→ OBJECTIVE: Reproduce the following data line for line, keeping every character the same.

— START EXERCISE INPUTS —

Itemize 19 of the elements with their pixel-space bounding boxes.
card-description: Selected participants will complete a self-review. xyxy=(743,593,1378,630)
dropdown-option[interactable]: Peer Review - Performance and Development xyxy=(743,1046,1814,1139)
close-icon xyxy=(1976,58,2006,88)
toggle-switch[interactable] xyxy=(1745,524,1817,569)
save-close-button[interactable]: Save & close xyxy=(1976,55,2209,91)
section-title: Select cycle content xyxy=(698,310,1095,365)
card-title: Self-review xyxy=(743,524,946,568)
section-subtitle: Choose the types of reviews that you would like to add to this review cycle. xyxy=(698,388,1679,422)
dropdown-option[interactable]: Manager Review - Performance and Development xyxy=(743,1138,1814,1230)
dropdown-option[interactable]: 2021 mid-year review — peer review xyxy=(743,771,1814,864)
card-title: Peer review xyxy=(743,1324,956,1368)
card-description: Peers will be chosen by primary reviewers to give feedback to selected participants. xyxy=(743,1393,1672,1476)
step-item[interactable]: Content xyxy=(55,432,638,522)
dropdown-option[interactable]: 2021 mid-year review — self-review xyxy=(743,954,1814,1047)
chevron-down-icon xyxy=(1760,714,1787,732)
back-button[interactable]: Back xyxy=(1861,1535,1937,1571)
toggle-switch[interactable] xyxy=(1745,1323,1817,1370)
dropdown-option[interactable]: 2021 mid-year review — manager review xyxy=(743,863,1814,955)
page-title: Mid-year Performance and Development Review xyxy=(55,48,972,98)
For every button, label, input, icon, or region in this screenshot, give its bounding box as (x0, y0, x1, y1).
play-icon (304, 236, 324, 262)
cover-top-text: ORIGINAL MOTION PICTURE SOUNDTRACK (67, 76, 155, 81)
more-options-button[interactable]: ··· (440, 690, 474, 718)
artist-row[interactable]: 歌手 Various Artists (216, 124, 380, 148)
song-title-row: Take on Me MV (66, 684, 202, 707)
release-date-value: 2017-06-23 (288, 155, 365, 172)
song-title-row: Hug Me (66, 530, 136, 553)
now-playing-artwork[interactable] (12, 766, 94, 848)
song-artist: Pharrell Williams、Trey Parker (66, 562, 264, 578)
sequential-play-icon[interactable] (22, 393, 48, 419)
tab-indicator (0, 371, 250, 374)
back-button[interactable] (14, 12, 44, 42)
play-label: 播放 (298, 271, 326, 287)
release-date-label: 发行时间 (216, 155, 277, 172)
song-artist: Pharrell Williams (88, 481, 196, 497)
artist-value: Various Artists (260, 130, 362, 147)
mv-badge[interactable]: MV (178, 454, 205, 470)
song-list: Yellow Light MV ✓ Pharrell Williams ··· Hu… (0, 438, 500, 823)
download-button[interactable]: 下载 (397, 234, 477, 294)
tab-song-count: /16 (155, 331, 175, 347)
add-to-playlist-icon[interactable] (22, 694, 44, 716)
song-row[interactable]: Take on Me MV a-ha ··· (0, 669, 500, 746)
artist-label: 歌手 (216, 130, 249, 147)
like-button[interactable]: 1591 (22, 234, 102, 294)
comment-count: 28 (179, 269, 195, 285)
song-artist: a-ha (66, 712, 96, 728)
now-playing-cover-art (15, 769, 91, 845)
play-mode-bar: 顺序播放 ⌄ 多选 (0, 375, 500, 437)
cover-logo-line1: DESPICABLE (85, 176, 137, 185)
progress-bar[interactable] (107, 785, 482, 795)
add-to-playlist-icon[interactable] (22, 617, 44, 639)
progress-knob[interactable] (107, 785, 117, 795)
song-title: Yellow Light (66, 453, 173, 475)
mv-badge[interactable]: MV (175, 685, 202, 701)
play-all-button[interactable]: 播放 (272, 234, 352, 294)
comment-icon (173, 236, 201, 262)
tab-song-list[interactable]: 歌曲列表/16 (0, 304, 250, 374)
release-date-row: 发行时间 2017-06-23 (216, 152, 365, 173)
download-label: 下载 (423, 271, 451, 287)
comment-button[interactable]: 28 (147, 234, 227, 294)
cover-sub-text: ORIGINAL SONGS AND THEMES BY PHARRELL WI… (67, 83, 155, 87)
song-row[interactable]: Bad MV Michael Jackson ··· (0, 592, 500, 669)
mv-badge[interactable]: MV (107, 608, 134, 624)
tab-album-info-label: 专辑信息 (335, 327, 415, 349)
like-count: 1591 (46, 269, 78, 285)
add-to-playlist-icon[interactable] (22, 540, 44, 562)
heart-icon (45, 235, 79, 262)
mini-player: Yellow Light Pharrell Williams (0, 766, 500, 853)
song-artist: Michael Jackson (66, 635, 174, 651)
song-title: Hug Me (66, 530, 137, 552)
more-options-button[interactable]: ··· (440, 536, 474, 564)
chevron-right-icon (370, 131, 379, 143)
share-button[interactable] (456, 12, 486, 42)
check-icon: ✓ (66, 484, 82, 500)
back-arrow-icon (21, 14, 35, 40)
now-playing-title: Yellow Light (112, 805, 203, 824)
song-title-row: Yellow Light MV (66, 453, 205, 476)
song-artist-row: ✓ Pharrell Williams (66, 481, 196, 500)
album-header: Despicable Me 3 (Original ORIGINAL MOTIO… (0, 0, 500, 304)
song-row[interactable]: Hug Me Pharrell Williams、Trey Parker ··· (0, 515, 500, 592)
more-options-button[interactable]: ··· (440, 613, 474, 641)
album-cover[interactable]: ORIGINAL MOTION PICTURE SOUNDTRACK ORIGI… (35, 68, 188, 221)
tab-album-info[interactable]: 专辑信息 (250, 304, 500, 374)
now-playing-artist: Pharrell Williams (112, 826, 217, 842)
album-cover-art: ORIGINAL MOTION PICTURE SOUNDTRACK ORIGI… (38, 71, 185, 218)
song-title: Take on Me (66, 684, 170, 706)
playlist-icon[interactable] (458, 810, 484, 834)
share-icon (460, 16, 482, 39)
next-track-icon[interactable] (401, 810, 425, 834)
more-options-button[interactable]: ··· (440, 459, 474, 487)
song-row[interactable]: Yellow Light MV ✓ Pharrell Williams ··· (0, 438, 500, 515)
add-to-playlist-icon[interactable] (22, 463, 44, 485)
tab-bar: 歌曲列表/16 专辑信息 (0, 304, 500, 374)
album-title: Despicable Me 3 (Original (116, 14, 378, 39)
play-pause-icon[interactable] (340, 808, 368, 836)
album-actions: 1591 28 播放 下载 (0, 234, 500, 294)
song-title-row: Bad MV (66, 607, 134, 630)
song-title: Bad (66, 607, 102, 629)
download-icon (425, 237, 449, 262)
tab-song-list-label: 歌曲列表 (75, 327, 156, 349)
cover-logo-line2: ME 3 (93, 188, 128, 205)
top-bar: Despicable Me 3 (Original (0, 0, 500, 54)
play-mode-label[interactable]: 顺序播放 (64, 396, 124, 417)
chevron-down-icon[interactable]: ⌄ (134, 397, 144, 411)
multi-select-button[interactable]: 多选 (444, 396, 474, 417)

— END EXERCISE INPUTS —

→ TASK RESPONSE:
Itemize 19 of the elements with their pixel-space bounding boxes.
card-description: Selected participants will complete a self-review. xyxy=(743,593,1378,630)
dropdown-option[interactable]: Peer Review - Performance and Development xyxy=(743,1046,1814,1139)
close-icon xyxy=(1976,58,2006,88)
toggle-switch[interactable] xyxy=(1745,524,1817,569)
save-close-button[interactable]: Save & close xyxy=(1976,55,2209,91)
section-title: Select cycle content xyxy=(698,310,1095,365)
card-title: Self-review xyxy=(743,524,946,568)
section-subtitle: Choose the types of reviews that you would like to add to this review cycle. xyxy=(698,388,1679,422)
dropdown-option[interactable]: Manager Review - Performance and Development xyxy=(743,1138,1814,1230)
dropdown-option[interactable]: 2021 mid-year review — peer review xyxy=(743,771,1814,864)
card-title: Peer review xyxy=(743,1324,956,1368)
card-description: Peers will be chosen by primary reviewers to give feedback to selected participants. xyxy=(743,1393,1672,1476)
step-item[interactable]: Content xyxy=(55,432,638,522)
dropdown-option[interactable]: 2021 mid-year review — self-review xyxy=(743,954,1814,1047)
chevron-down-icon xyxy=(1760,714,1787,732)
back-button[interactable]: Back xyxy=(1861,1535,1937,1571)
toggle-switch[interactable] xyxy=(1745,1323,1817,1370)
dropdown-option[interactable]: 2021 mid-year review — manager review xyxy=(743,863,1814,955)
page-title: Mid-year Performance and Development Review xyxy=(55,48,972,98)
For every button, label, input, icon, or region in this screenshot, give its bounding box as (x0, y0, x1, y1).
play-icon (304, 236, 324, 262)
cover-top-text: ORIGINAL MOTION PICTURE SOUNDTRACK (67, 76, 155, 81)
more-options-button[interactable]: ··· (440, 690, 474, 718)
artist-row[interactable]: 歌手 Various Artists (216, 124, 380, 148)
song-title-row: Take on Me MV (66, 684, 202, 707)
release-date-value: 2017-06-23 (288, 155, 365, 172)
song-title-row: Hug Me (66, 530, 136, 553)
now-playing-artwork[interactable] (12, 766, 94, 848)
song-artist: Pharrell Williams、Trey Parker (66, 562, 264, 578)
sequential-play-icon[interactable] (22, 393, 48, 419)
tab-indicator (0, 371, 250, 374)
back-button[interactable] (14, 12, 44, 42)
play-label: 播放 (298, 271, 326, 287)
release-date-label: 发行时间 (216, 155, 277, 172)
song-artist: Pharrell Williams (88, 481, 196, 497)
artist-value: Various Artists (260, 130, 362, 147)
mv-badge[interactable]: MV (178, 454, 205, 470)
song-list: Yellow Light MV ✓ Pharrell Williams ··· Hu… (0, 438, 500, 823)
download-button[interactable]: 下载 (397, 234, 477, 294)
tab-song-count: /16 (155, 331, 175, 347)
add-to-playlist-icon[interactable] (22, 694, 44, 716)
song-row[interactable]: Take on Me MV a-ha ··· (0, 669, 500, 746)
artist-label: 歌手 (216, 130, 249, 147)
like-button[interactable]: 1591 (22, 234, 102, 294)
comment-count: 28 (179, 269, 195, 285)
song-artist: a-ha (66, 712, 96, 728)
now-playing-cover-art (15, 769, 91, 845)
play-mode-bar: 顺序播放 ⌄ 多选 (0, 375, 500, 437)
cover-logo-line1: DESPICABLE (85, 176, 137, 185)
progress-bar[interactable] (107, 785, 482, 795)
add-to-playlist-icon[interactable] (22, 617, 44, 639)
progress-knob[interactable] (107, 785, 117, 795)
song-title: Yellow Light (66, 453, 173, 475)
mv-badge[interactable]: MV (175, 685, 202, 701)
play-all-button[interactable]: 播放 (272, 234, 352, 294)
comment-icon (173, 236, 201, 262)
tab-song-list[interactable]: 歌曲列表/16 (0, 304, 250, 374)
release-date-row: 发行时间 2017-06-23 (216, 152, 365, 173)
download-label: 下载 (423, 271, 451, 287)
comment-button[interactable]: 28 (147, 234, 227, 294)
cover-sub-text: ORIGINAL SONGS AND THEMES BY PHARRELL WI… (67, 83, 155, 87)
song-row[interactable]: Bad MV Michael Jackson ··· (0, 592, 500, 669)
mv-badge[interactable]: MV (107, 608, 134, 624)
tab-album-info-label: 专辑信息 (335, 327, 415, 349)
like-count: 1591 (46, 269, 78, 285)
add-to-playlist-icon[interactable] (22, 540, 44, 562)
heart-icon (45, 235, 79, 262)
mini-player: Yellow Light Pharrell Williams (0, 766, 500, 853)
song-artist: Michael Jackson (66, 635, 174, 651)
song-title: Hug Me (66, 530, 137, 552)
more-options-button[interactable]: ··· (440, 536, 474, 564)
chevron-right-icon (370, 131, 379, 143)
share-button[interactable] (456, 12, 486, 42)
check-icon: ✓ (66, 484, 82, 500)
back-arrow-icon (21, 14, 35, 40)
now-playing-title: Yellow Light (112, 805, 203, 824)
song-title-row: Yellow Light MV (66, 453, 205, 476)
song-artist-row: ✓ Pharrell Williams (66, 481, 196, 500)
album-header: Despicable Me 3 (Original ORIGINAL MOTIO… (0, 0, 500, 304)
song-row[interactable]: Hug Me Pharrell Williams、Trey Parker ··· (0, 515, 500, 592)
more-options-button[interactable]: ··· (440, 613, 474, 641)
album-cover[interactable]: ORIGINAL MOTION PICTURE SOUNDTRACK ORIGI… (35, 68, 188, 221)
tab-album-info[interactable]: 专辑信息 (250, 304, 500, 374)
now-playing-artist: Pharrell Williams (112, 826, 217, 842)
album-cover-art: ORIGINAL MOTION PICTURE SOUNDTRACK ORIGI… (38, 71, 185, 218)
song-title: Take on Me (66, 684, 170, 706)
playlist-icon[interactable] (458, 810, 484, 834)
share-icon (460, 16, 482, 39)
next-track-icon[interactable] (401, 810, 425, 834)
more-options-button[interactable]: ··· (440, 459, 474, 487)
song-row[interactable]: Yellow Light MV ✓ Pharrell Williams ··· (0, 438, 500, 515)
add-to-playlist-icon[interactable] (22, 463, 44, 485)
tab-bar: 歌曲列表/16 专辑信息 (0, 304, 500, 374)
album-title: Despicable Me 3 (Original (116, 14, 378, 39)
play-pause-icon[interactable] (340, 808, 368, 836)
album-actions: 1591 28 播放 下载 (0, 234, 500, 294)
song-title-row: Bad MV (66, 607, 134, 630)
song-title: Bad (66, 607, 102, 629)
download-icon (425, 237, 449, 262)
tab-song-list-label: 歌曲列表 (75, 327, 156, 349)
cover-logo-line2: ME 3 (93, 188, 128, 205)
top-bar: Despicable Me 3 (Original (0, 0, 500, 54)
play-mode-label[interactable]: 顺序播放 (64, 396, 124, 417)
chevron-down-icon[interactable]: ⌄ (134, 397, 144, 411)
multi-select-button[interactable]: 多选 (444, 396, 474, 417)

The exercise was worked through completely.